Problem description:
Scan the data below. Pull out each line where "JSON" occurs.

******

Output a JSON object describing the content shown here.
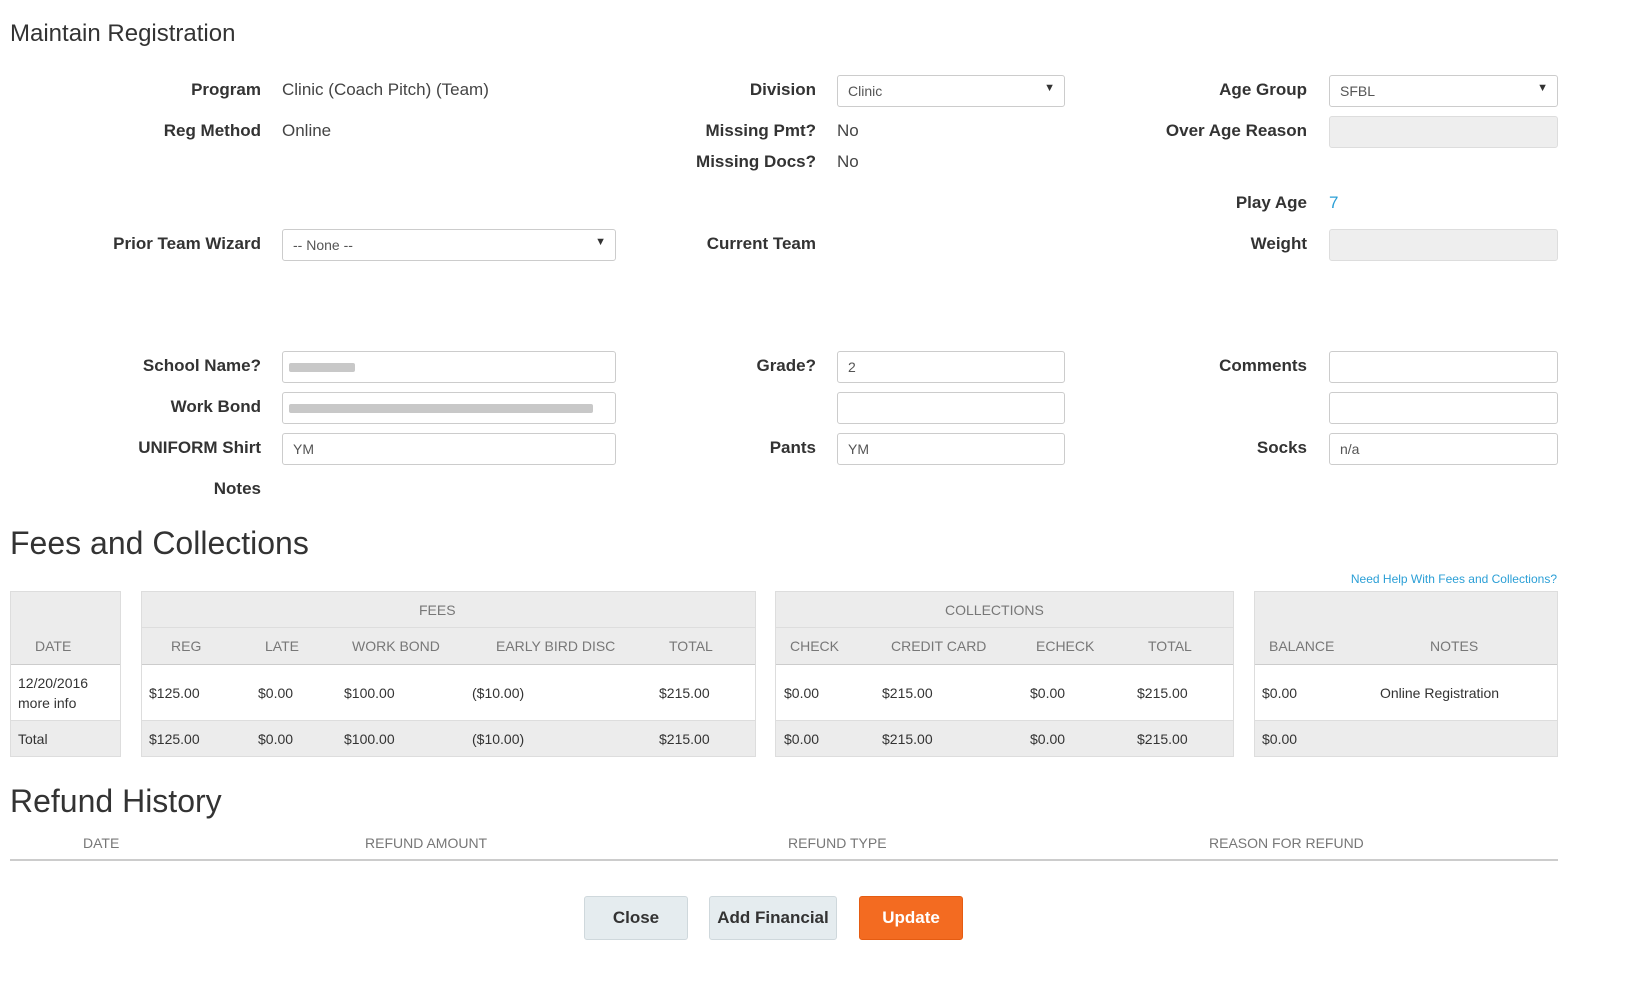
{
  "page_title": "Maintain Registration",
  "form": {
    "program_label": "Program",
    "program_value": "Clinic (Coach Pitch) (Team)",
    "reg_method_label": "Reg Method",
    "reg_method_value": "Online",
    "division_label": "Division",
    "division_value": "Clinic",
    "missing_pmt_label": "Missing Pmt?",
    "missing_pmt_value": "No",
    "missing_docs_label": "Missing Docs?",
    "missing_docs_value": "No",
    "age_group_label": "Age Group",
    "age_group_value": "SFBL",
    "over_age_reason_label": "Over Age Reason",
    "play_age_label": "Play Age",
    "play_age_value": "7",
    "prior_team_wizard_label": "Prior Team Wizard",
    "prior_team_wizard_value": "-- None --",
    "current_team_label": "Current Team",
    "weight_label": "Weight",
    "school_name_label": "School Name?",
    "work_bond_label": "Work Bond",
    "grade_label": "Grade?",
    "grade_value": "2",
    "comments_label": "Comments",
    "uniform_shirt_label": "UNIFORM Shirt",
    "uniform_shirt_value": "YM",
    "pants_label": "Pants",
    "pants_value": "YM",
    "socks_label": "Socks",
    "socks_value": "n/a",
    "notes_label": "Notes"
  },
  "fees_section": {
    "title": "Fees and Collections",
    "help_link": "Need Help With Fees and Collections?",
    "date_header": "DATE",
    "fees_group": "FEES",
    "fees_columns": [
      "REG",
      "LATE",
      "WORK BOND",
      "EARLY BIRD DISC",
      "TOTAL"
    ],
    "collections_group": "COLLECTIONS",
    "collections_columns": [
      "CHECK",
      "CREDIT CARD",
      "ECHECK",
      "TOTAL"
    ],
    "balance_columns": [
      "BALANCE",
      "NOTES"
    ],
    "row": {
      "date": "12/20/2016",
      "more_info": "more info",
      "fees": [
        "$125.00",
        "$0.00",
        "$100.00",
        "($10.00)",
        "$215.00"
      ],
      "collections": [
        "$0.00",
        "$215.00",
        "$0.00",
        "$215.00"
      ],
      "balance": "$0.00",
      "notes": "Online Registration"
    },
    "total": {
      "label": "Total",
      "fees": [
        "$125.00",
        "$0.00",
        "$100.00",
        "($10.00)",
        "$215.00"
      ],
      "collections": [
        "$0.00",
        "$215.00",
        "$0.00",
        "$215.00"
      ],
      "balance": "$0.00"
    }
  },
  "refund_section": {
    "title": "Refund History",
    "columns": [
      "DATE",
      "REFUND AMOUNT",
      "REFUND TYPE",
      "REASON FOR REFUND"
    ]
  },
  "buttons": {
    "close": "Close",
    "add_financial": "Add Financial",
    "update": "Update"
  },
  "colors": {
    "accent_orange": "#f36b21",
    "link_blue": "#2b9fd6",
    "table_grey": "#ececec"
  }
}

******

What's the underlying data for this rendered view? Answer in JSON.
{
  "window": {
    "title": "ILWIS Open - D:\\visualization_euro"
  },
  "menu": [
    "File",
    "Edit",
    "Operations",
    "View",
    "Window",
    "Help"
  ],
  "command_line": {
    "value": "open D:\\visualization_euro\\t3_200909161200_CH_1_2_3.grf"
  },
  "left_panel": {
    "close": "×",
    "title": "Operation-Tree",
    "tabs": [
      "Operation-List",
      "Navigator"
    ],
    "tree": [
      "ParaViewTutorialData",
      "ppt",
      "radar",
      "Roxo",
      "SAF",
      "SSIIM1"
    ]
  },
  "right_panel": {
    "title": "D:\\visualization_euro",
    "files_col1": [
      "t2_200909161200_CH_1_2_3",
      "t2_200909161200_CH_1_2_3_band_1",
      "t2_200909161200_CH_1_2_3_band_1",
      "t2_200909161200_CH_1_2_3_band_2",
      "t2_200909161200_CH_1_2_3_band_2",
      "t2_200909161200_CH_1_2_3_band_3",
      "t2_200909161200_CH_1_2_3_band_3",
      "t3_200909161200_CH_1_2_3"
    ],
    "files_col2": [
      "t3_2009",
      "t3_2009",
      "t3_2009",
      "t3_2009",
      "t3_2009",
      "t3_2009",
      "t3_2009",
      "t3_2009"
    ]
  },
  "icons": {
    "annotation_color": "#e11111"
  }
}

******

Output for this exercise:
Output a JSON object describing the content shown here.
What's the underlying data for this rendered view? Answer in JSON.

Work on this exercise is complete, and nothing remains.